_TASK REQUIREMENTS:_
Without the pictures, output the records below word for word.

_EXTRACTED DATA:_
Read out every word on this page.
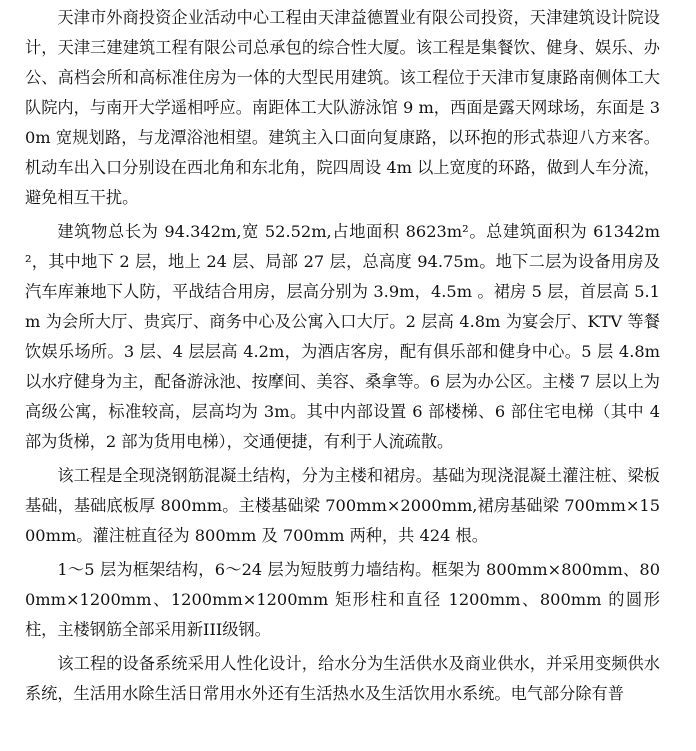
天津市外商投资企业活动中心工程由天津益德置业有限公司投资，天津建筑设计院设计，天津三建建筑工程有限公司总承包的综合性大厦。该工程是集餐饮、健身、娱乐、办公、高档会所和高标准住房为一体的大型民用建筑。该工程位于天津市复康路南侧体工大队院内，与南开大学遥相呼应。南距体工大队游泳馆 9 m，西面是露天网球场，东面是 30m 宽规划路，与龙潭浴池相望。建筑主入口面向复康路，以环抱的形式恭迎八方来客。机动车出入口分别设在西北角和东北角，院四周设 4m 以上宽度的环路，做到人车分流，避免相互干扰。

建筑物总长为 94.342m,宽 52.52m,占地面积 8623m²。总建筑面积为 61342m²，其中地下 2 层，地上 24 层、局部 27 层，总高度 94.75m。地下二层为设备用房及汽车库兼地下人防，平战结合用房，层高分别为 3.9m，4.5m 。裙房 5 层，首层高 5.1m 为会所大厅、贵宾厅、商务中心及公寓入口大厅。2 层高 4.8m 为宴会厅、KTV 等餐饮娱乐场所。3 层、4 层层高 4.2m，为酒店客房，配有俱乐部和健身中心。5 层 4.8m 以水疗健身为主，配备游泳池、按摩间、美容、桑拿等。6 层为办公区。主楼 7 层以上为高级公寓，标准较高，层高均为 3m。其中内部设置 6 部楼梯、6 部住宅电梯（其中 4 部为货梯，2 部为货用电梯），交通便捷，有利于人流疏散。

该工程是全现浇钢筋混凝土结构，分为主楼和裙房。基础为现浇混凝土灌注桩、梁板基础，基础底板厚 800mm。主楼基础梁 700mm×2000mm,裙房基础梁 700mm×1500mm。灌注桩直径为 800mm 及 700mm 两种，共 424 根。

1～5 层为框架结构，6～24 层为短肢剪力墙结构。框架为 800mm×800mm、800mm×1200mm、1200mm×1200mm 矩形柱和直径 1200mm、800mm 的圆形柱，主楼钢筋全部采用新III级钢。

该工程的设备系统采用人性化设计，给水分为生活供水及商业供水，并采用变频供水系统，生活用水除生活日常用水外还有生活热水及生活饮用水系统。电气部分除有普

_SOLUTION BELOW:_
Read out every word on this page.
天津市外商投资企业活动中心工程由天津益德置业有限公司投资，天津建筑设计院设计，天津三建建筑工程有限公司总承包的综合性大厦。该工程是集餐饮、健身、娱乐、办公、高档会所和高标准住房为一体的大型民用建筑。该工程位于天津市复康路南侧体工大队院内，与南开大学遥相呼应。南距体工大队游泳馆 9 m，西面是露天网球场，东面是 30m 宽规划路，与龙潭浴池相望。建筑主入口面向复康路，以环抱的形式恭迎八方来客。机动车出入口分别设在西北角和东北角，院四周设 4m 以上宽度的环路，做到人车分流，避免相互干扰。

建筑物总长为 94.342m,宽 52.52m,占地面积 8623m²。总建筑面积为 61342m²，其中地下 2 层，地上 24 层、局部 27 层，总高度 94.75m。地下二层为设备用房及汽车库兼地下人防，平战结合用房，层高分别为 3.9m，4.5m 。裙房 5 层，首层高 5.1m 为会所大厅、贵宾厅、商务中心及公寓入口大厅。2 层高 4.8m 为宴会厅、KTV 等餐饮娱乐场所。3 层、4 层层高 4.2m，为酒店客房，配有俱乐部和健身中心。5 层 4.8m 以水疗健身为主，配备游泳池、按摩间、美容、桑拿等。6 层为办公区。主楼 7 层以上为高级公寓，标准较高，层高均为 3m。其中内部设置 6 部楼梯、6 部住宅电梯（其中 4 部为货梯，2 部为货用电梯），交通便捷，有利于人流疏散。

该工程是全现浇钢筋混凝土结构，分为主楼和裙房。基础为现浇混凝土灌注桩、梁板基础，基础底板厚 800mm。主楼基础梁 700mm×2000mm,裙房基础梁 700mm×1500mm。灌注桩直径为 800mm 及 700mm 两种，共 424 根。

1～5 层为框架结构，6～24 层为短肢剪力墙结构。框架为 800mm×800mm、800mm×1200mm、1200mm×1200mm 矩形柱和直径 1200mm、800mm 的圆形柱，主楼钢筋全部采用新III级钢。

该工程的设备系统采用人性化设计，给水分为生活供水及商业供水，并采用变频供水系统，生活用水除生活日常用水外还有生活热水及生活饮用水系统。电气部分除有普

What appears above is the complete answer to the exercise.